▶ Passage shown:

──────────

The octopus is not just tentacles, it's suction cups. The amazing part of eating live octopus is that when you put it in your mouth, it's still gripping at your gums, tongue, inner cheek, and teeth. Statistics tell us that at least one person dies every year from eating the live octopus. These people fail to chew thoroughly and the tentacles tear the unsuspecting diner's esophagus open. For this reason, despite constant laughter as the legs gripped and pulled at the inside of my mouth, I chewed each leg for minutes on end.

The whole rest of the night I kept thinking about that writhing plate of legs and combining that image with the inside of my stomach, leaving me with a strange sort of 20,000 Leagues Under the Sea meets Magic School Bus imagery that made me almost positive I felt motion down there.

The Trip Begins

Hey Everybody, I'm back from my fantastic trip to Southern Korea. With the biggest national holiday this week all of school was cancelled. I seized the opportunity to visit some of the cultural gold mines in the southeast part of the nation. Early Tuesday morning I hopped on the bullet train for DaeGu, transferred to bus and rode all the way to the port city of Ulsan.

The holiday, as you may already know, is called Chuseok, and it's the Korean equivalent of Thanksgiving. The official Chuseok is actually on Friday, but the whole population travels out to the countryside to visit grandparents and other relatives. I took the opportunity to follow my friend HongDae down to his place in Ulsan on Tuesday, planning on visiting his city and then leaving for Pusan on Wednesday so that he could be with his parents during Chuseok.


The bullet train was quite a trip indeed. It took about an hour and a half to cover almost the whole nation with one stop. Most of the trip we were pushing speeds around 300 km/h (anyone, math?) according to the speedometers on the TV screens. We could have whizzed all the way down to Pusan, the second largest city in the country and the most important port, but we took the bus to Ulsan instead.

──────────

[Data entries]

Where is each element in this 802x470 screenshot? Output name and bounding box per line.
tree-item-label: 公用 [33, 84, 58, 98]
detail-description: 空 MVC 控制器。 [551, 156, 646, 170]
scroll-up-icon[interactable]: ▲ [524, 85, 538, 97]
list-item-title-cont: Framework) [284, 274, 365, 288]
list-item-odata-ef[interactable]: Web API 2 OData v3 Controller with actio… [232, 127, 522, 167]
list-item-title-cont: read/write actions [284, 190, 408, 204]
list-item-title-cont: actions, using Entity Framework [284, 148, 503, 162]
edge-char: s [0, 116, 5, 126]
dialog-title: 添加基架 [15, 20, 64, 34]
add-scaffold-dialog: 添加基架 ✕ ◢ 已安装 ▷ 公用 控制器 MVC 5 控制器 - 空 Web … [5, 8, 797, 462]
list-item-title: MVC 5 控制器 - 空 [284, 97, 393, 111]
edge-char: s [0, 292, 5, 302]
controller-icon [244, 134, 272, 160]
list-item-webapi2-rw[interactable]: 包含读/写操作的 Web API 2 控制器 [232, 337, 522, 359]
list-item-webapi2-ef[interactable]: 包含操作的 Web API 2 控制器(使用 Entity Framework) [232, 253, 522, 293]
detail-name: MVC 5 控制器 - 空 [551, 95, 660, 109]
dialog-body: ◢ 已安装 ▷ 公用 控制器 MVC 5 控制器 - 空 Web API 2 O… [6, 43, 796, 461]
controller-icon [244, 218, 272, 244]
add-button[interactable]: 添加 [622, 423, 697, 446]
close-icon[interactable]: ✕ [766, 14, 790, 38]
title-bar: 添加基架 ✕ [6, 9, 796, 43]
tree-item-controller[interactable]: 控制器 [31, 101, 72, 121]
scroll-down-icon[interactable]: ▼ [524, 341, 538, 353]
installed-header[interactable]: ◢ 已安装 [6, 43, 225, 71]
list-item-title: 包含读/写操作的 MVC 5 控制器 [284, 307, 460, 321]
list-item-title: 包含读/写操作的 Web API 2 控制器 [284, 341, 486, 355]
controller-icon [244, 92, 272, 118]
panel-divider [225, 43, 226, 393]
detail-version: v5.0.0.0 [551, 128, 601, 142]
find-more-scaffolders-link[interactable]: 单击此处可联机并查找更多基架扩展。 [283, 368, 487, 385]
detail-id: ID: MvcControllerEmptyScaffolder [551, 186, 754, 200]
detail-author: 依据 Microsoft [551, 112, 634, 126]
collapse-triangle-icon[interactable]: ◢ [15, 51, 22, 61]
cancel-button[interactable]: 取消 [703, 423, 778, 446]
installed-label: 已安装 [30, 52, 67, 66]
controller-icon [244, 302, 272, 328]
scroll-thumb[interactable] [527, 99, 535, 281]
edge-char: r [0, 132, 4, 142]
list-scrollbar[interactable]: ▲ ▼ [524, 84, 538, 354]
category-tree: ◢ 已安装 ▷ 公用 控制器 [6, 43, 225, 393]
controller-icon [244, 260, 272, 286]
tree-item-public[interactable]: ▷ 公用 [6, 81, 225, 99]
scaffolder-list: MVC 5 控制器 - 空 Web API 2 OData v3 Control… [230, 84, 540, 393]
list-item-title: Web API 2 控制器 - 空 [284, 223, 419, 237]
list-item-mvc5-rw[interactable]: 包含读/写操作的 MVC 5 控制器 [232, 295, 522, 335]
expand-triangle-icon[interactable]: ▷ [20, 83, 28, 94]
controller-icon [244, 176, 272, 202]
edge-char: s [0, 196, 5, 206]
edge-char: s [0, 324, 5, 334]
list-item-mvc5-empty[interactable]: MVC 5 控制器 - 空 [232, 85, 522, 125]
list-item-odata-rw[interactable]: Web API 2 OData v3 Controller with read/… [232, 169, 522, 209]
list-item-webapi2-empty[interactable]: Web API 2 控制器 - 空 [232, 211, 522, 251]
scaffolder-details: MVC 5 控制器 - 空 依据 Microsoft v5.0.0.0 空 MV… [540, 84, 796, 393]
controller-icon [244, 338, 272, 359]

──────────

▶ About this task:
Duplicate a portion of the travel post above, beginning at the words "The octopus is" and stopping after "motion down there.".

▶ Task response:
The octopus is not just tentacles, it's suction cups. The amazing part of eating live octopus is that when you put it in your mouth, it's still gripping at your gums, tongue, inner cheek, and teeth. Statistics tell us that at least one person dies every year from eating the live octopus. These people fail to chew thoroughly and the tentacles tear the unsuspecting diner's esophagus open. For this reason, despite constant laughter as the legs gripped and pulled at the inside of my mouth, I chewed each leg for minutes on end.

The whole rest of the night I kept thinking about that writhing plate of legs and combining that image with the inside of my stomach, leaving me with a strange sort of 20,000 Leagues Under the Sea meets Magic School Bus imagery that made me almost positive I felt motion down there.